◆ Aim: Filter the records below and copy every line containing the word "content".

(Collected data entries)
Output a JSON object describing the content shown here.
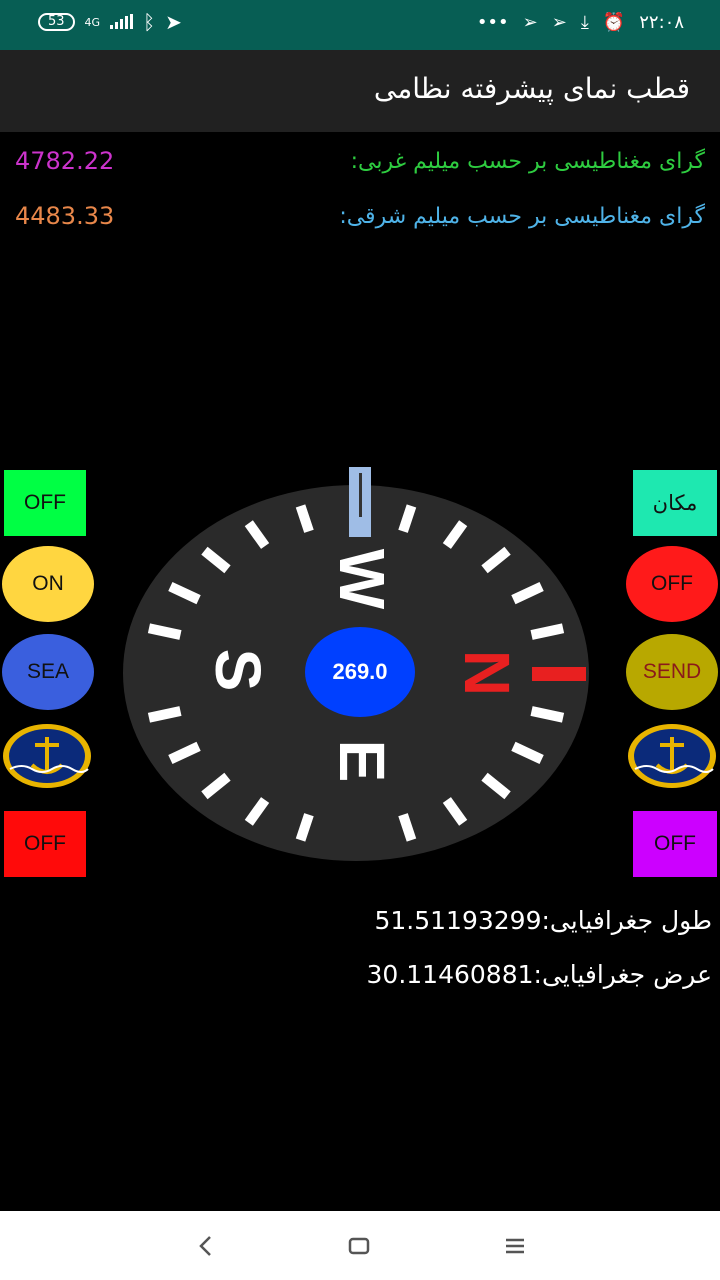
{
  "status_bar": {
    "battery": "53",
    "network": "4G",
    "time": "۲۲:۰۸",
    "dots": "•••",
    "icons": [
      "battery-icon",
      "signal-icon",
      "bluetooth-icon",
      "location-arrow-icon",
      "telegram-icon",
      "telegram-icon",
      "download-icon",
      "alarm-icon"
    ]
  },
  "app": {
    "title": "قطب نمای پیشرفته نظامی"
  },
  "readings": {
    "west_label": "گرای مغناطیسی بر حسب میلیم غربی:",
    "west_value": "4782.22",
    "east_label": "گرای مغناطیسی بر حسب میلیم شرقی:",
    "east_value": "4483.33"
  },
  "left_buttons": {
    "off_green": "OFF",
    "on": "ON",
    "sea": "SEA",
    "off_red": "OFF"
  },
  "right_buttons": {
    "location": "مکان",
    "off_red": "OFF",
    "send": "SEND",
    "off_purple": "OFF"
  },
  "compass": {
    "heading": "269.0",
    "dir_n": "N",
    "dir_e": "E",
    "dir_s": "S",
    "dir_w": "W"
  },
  "coordinates": {
    "longitude": "طول جغرافیایی:51.51193299",
    "latitude": "عرض جغرافیایی:30.11460881"
  },
  "colors": {
    "status_bar": "#075e54",
    "app_bar": "#212121",
    "west_label": "#2ecc40",
    "west_value": "#cc33cc",
    "east_label": "#4fb3e8",
    "east_value": "#e8874a",
    "north": "#e82020"
  }
}
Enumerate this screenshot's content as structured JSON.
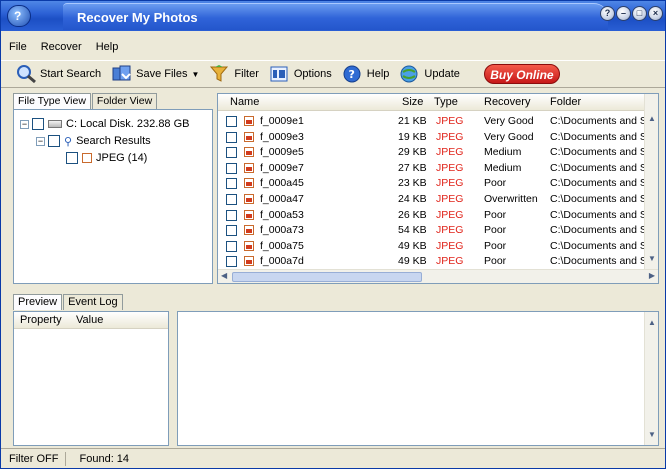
{
  "window": {
    "title": "Recover My Photos"
  },
  "menu": [
    "File",
    "Recover",
    "Help"
  ],
  "toolbar": {
    "start_search": "Start Search",
    "save_files": "Save Files",
    "filter": "Filter",
    "options": "Options",
    "help": "Help",
    "update": "Update",
    "buy_online": "Buy Online"
  },
  "left_tabs": {
    "file_type_view": "File Type View",
    "folder_view": "Folder View"
  },
  "tree": {
    "drive": "C: Local Disk. 232.88 GB",
    "search_results": "Search Results",
    "jpeg_node": "JPEG (14)"
  },
  "list": {
    "columns": {
      "name": "Name",
      "size": "Size",
      "type": "Type",
      "recovery": "Recovery",
      "folder": "Folder"
    },
    "rows": [
      {
        "name": "f_0009e1",
        "size": "21 KB",
        "type": "JPEG",
        "recovery": "Very Good",
        "folder": "C:\\Documents and Se"
      },
      {
        "name": "f_0009e3",
        "size": "19 KB",
        "type": "JPEG",
        "recovery": "Very Good",
        "folder": "C:\\Documents and Se"
      },
      {
        "name": "f_0009e5",
        "size": "29 KB",
        "type": "JPEG",
        "recovery": "Medium",
        "folder": "C:\\Documents and Se"
      },
      {
        "name": "f_0009e7",
        "size": "27 KB",
        "type": "JPEG",
        "recovery": "Medium",
        "folder": "C:\\Documents and Se"
      },
      {
        "name": "f_000a45",
        "size": "23 KB",
        "type": "JPEG",
        "recovery": "Poor",
        "folder": "C:\\Documents and Se"
      },
      {
        "name": "f_000a47",
        "size": "24 KB",
        "type": "JPEG",
        "recovery": "Overwritten",
        "folder": "C:\\Documents and Se"
      },
      {
        "name": "f_000a53",
        "size": "26 KB",
        "type": "JPEG",
        "recovery": "Poor",
        "folder": "C:\\Documents and Se"
      },
      {
        "name": "f_000a73",
        "size": "54 KB",
        "type": "JPEG",
        "recovery": "Poor",
        "folder": "C:\\Documents and Se"
      },
      {
        "name": "f_000a75",
        "size": "49 KB",
        "type": "JPEG",
        "recovery": "Poor",
        "folder": "C:\\Documents and Se"
      },
      {
        "name": "f_000a7d",
        "size": "49 KB",
        "type": "JPEG",
        "recovery": "Poor",
        "folder": "C:\\Documents and Se"
      }
    ]
  },
  "bottom_tabs": {
    "preview": "Preview",
    "event_log": "Event Log"
  },
  "properties": {
    "col_property": "Property",
    "col_value": "Value"
  },
  "status": {
    "filter": "Filter OFF",
    "found": "Found: 14"
  },
  "colors": {
    "jpeg_text": "#e0241b",
    "buy_online_bg": "#d42020",
    "title_bar": "#2d62d6"
  }
}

◆ Result of this task:
Output a JSON object describing the content shown here.
Enumerate this screenshot's content as structured JSON.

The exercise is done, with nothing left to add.